## SHORT PROBLEM
Repeat the material below exactly, line for line.

-- BEGIN --

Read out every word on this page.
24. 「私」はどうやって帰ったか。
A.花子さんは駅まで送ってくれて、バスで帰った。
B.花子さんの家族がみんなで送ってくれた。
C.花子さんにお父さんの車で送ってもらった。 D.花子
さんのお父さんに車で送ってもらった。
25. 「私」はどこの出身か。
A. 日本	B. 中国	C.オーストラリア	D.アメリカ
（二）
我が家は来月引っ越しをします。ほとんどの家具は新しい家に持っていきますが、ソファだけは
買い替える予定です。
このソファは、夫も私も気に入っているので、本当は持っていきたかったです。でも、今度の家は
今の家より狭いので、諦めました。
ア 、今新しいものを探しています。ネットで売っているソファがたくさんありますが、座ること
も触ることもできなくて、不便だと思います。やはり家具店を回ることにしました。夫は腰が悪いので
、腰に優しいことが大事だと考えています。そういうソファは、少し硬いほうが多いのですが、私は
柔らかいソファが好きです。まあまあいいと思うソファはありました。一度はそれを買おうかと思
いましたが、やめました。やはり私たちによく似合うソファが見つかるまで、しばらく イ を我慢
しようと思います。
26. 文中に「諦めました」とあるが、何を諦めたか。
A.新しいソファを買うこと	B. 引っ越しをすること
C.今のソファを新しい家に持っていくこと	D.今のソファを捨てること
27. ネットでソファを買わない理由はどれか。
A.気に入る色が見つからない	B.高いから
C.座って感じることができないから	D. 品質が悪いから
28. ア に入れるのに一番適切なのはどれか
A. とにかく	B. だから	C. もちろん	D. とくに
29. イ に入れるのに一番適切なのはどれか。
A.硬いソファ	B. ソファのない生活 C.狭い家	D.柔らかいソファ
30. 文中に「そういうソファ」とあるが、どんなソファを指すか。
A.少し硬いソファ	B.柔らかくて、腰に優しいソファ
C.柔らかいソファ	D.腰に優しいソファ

-- END --

## RESULT FOR THIS EXERCISE
Read out every word on this page.
24. 「私」はどうやって帰ったか。
A.花子さんは駅まで送ってくれて、バスで帰った。
B.花子さんの家族がみんなで送ってくれた。
C.花子さんにお父さんの車で送ってもらった。 D.花子
さんのお父さんに車で送ってもらった。
25. 「私」はどこの出身か。
A. 日本	B. 中国	C.オーストラリア	D.アメリカ
（二）
我が家は来月引っ越しをします。ほとんどの家具は新しい家に持っていきますが、ソファだけは
買い替える予定です。
このソファは、夫も私も気に入っているので、本当は持っていきたかったです。でも、今度の家は
今の家より狭いので、諦めました。
ア 、今新しいものを探しています。ネットで売っているソファがたくさんありますが、座ること
も触ることもできなくて、不便だと思います。やはり家具店を回ることにしました。夫は腰が悪いので
、腰に優しいことが大事だと考えています。そういうソファは、少し硬いほうが多いのですが、私は
柔らかいソファが好きです。まあまあいいと思うソファはありました。一度はそれを買おうかと思
いましたが、やめました。やはり私たちによく似合うソファが見つかるまで、しばらく イ を我慢
しようと思います。
26. 文中に「諦めました」とあるが、何を諦めたか。
A.新しいソファを買うこと	B. 引っ越しをすること
C.今のソファを新しい家に持っていくこと	D.今のソファを捨てること
27. ネットでソファを買わない理由はどれか。
A.気に入る色が見つからない	B.高いから
C.座って感じることができないから	D. 品質が悪いから
28. ア に入れるのに一番適切なのはどれか
A. とにかく	B. だから	C. もちろん	D. とくに
29. イ に入れるのに一番適切なのはどれか。
A.硬いソファ	B. ソファのない生活 C.狭い家	D.柔らかいソファ
30. 文中に「そういうソファ」とあるが、どんなソファを指すか。
A.少し硬いソファ	B.柔らかくて、腰に優しいソファ
C.柔らかいソファ	D.腰に優しいソファ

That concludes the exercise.